Work out the number of lines with "Medial" in them. Reply with that number and no other words.

[Excerpts from a figure dataset]
[Start]

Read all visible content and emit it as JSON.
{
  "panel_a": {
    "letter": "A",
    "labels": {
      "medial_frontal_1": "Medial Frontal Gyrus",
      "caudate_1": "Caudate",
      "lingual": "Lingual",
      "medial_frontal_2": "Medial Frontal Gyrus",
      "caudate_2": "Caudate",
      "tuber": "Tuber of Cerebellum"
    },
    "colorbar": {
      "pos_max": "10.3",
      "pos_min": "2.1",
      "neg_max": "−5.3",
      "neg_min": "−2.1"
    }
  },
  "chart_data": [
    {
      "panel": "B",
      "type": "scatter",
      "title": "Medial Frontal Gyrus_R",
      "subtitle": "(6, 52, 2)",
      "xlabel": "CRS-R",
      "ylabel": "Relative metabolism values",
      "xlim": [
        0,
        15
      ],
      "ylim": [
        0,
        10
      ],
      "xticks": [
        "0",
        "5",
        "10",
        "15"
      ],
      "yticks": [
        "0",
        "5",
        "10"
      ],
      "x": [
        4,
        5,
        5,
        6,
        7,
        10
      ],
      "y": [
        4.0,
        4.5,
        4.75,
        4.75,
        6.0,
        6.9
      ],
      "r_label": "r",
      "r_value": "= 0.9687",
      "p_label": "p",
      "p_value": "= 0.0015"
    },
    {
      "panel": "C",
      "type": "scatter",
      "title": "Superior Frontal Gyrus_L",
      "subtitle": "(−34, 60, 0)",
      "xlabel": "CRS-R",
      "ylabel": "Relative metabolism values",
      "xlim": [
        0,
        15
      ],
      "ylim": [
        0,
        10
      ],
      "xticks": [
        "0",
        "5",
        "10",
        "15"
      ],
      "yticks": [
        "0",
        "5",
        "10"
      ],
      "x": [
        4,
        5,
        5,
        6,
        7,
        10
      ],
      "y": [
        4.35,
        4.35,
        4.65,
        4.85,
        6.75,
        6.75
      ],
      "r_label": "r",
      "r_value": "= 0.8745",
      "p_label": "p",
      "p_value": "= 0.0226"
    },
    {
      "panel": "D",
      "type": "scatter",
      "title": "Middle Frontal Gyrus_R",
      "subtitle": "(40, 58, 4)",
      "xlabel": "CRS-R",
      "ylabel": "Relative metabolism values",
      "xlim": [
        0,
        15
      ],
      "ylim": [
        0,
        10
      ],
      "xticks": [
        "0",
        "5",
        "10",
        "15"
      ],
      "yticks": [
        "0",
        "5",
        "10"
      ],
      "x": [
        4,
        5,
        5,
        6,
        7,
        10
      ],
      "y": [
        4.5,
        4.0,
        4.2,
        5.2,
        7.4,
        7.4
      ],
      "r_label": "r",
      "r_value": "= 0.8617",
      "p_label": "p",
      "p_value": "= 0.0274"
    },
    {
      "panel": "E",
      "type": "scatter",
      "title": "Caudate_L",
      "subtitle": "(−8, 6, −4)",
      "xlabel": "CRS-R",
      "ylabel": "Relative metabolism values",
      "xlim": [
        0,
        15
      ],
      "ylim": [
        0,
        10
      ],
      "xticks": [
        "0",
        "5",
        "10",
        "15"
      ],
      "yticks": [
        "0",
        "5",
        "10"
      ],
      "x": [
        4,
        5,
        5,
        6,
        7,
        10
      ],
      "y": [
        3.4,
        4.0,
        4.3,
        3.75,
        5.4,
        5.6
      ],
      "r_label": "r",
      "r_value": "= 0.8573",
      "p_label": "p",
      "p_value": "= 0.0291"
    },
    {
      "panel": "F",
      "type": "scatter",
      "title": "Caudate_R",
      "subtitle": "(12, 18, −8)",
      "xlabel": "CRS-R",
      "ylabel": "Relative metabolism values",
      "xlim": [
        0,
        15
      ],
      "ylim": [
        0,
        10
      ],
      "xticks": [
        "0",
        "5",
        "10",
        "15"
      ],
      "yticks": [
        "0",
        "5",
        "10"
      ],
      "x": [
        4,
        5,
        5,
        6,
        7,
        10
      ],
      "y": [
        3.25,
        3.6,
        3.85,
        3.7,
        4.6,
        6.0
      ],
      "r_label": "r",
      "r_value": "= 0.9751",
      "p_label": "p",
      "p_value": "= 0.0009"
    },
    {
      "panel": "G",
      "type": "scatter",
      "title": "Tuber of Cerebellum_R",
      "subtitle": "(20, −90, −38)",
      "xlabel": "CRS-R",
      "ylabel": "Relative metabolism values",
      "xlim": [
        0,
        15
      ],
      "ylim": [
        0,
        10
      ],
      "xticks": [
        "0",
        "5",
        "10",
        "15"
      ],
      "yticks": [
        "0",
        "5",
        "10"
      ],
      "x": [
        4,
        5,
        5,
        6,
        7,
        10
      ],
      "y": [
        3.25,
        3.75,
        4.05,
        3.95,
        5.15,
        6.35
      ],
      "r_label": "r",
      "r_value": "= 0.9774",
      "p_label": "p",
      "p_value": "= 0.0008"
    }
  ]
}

[End]

→ **Answer for this exercise**
3